"""

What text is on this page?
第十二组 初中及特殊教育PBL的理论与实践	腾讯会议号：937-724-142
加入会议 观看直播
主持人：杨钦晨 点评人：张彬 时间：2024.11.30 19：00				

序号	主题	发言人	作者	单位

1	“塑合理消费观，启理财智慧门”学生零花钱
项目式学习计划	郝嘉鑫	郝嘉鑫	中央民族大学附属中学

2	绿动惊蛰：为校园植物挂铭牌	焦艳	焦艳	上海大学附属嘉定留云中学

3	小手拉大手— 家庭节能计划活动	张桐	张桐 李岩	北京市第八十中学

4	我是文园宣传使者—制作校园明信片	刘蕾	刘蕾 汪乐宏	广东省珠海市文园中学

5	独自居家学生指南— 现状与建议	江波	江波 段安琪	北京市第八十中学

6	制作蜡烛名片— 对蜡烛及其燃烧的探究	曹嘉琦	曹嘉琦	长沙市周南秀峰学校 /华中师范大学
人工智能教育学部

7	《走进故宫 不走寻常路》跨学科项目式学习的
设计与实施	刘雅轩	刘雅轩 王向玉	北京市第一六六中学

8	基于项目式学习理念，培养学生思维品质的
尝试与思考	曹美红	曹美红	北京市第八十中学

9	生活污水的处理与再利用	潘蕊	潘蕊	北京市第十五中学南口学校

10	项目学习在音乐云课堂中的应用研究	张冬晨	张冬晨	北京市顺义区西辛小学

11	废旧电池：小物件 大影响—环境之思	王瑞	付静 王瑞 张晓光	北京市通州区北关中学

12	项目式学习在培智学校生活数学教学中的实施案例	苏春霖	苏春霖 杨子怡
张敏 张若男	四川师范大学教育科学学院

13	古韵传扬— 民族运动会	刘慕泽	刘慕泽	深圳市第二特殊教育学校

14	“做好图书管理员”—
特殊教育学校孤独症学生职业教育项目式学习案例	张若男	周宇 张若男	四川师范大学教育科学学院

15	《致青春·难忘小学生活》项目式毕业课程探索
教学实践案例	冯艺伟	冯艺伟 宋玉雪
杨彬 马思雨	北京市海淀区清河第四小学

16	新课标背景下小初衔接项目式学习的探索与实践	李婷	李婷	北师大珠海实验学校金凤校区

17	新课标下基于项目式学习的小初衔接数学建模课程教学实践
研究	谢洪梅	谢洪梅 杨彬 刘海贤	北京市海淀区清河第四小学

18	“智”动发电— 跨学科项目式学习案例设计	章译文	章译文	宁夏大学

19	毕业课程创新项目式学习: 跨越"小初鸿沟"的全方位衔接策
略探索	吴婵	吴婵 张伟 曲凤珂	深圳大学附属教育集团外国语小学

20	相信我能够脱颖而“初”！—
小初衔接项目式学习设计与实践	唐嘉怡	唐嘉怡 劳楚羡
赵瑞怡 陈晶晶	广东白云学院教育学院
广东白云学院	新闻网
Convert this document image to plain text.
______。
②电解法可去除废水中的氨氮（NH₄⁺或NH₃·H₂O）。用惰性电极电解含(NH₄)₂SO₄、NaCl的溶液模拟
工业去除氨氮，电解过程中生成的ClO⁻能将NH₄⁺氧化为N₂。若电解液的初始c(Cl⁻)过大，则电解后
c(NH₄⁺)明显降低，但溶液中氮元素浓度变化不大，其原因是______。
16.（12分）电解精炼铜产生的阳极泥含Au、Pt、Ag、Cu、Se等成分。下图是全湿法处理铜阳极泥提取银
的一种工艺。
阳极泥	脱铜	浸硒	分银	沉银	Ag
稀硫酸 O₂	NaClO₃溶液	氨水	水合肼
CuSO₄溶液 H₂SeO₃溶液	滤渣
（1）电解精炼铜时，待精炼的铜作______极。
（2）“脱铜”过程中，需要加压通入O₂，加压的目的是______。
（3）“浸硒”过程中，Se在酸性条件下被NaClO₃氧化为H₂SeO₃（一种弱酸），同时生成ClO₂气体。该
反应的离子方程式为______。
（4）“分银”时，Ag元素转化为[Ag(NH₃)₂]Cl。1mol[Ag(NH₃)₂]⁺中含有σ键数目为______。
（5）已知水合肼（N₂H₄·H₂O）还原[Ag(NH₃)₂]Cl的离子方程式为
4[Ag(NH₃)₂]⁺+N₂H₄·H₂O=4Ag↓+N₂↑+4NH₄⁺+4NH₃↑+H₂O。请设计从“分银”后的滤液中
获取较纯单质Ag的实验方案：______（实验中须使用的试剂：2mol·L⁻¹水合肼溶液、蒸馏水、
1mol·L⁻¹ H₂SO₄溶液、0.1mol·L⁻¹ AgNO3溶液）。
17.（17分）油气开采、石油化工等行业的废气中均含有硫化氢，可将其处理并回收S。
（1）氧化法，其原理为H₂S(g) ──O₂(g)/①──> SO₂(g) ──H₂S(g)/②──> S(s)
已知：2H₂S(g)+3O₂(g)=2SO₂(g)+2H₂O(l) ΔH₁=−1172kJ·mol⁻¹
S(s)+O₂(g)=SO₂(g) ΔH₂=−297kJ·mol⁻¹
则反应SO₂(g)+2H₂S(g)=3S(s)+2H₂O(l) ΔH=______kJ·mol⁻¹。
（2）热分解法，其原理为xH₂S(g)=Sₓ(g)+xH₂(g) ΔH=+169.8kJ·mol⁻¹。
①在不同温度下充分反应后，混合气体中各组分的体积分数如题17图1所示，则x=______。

"""

THE REQUEST: Extract each line from the entries above that contains the string "四川师范大学教育科学学院".

COMPLETED EXERCISE:
张敏 张若男	四川师范大学教育科学学院
特殊教育学校孤独症学生职业教育项目式学习案例	张若男	周宇 张若男	四川师范大学教育科学学院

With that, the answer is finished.